* [EXERCISE INSTRUCTIONS] Find every line in the records that holds the string "Photometric". Copy each one.

* [Excerpts from a figure dataset]
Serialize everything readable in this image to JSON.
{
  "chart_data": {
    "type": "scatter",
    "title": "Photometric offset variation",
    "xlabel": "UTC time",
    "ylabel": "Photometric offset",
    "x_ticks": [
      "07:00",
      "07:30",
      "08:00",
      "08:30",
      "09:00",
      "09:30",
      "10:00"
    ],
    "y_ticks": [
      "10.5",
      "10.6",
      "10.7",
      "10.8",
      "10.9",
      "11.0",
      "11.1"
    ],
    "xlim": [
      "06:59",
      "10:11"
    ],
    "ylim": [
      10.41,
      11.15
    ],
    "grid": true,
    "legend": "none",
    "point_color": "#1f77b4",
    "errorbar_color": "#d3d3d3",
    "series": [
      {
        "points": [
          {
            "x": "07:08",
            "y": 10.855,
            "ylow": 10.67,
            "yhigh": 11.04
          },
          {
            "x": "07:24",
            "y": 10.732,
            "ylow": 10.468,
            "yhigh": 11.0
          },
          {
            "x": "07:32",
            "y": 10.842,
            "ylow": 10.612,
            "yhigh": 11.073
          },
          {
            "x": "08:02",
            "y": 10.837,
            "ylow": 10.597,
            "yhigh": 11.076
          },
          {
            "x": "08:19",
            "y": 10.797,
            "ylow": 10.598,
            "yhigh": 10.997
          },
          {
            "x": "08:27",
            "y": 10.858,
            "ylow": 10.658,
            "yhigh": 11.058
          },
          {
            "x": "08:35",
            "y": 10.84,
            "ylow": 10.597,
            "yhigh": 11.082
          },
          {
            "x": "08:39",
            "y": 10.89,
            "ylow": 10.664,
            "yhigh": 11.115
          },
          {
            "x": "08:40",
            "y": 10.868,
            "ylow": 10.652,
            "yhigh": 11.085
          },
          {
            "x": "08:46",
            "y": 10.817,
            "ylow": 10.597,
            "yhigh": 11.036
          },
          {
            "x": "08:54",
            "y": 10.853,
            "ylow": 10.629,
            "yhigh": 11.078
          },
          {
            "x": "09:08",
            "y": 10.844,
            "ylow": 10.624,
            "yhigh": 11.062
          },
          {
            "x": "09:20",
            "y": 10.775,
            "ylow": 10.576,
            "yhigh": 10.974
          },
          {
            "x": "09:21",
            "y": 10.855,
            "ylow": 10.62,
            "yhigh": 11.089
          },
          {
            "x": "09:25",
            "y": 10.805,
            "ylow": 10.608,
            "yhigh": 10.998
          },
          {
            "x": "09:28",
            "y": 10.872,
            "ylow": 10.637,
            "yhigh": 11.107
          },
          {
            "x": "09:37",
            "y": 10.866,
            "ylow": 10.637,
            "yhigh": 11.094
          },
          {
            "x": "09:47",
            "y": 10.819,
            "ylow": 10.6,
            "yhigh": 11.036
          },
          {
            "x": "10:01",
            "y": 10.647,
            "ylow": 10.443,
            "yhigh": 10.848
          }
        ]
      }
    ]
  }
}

* [EXERCISE ANSWER]
    "title": "Photometric offset variation",
    "ylabel": "Photometric offset",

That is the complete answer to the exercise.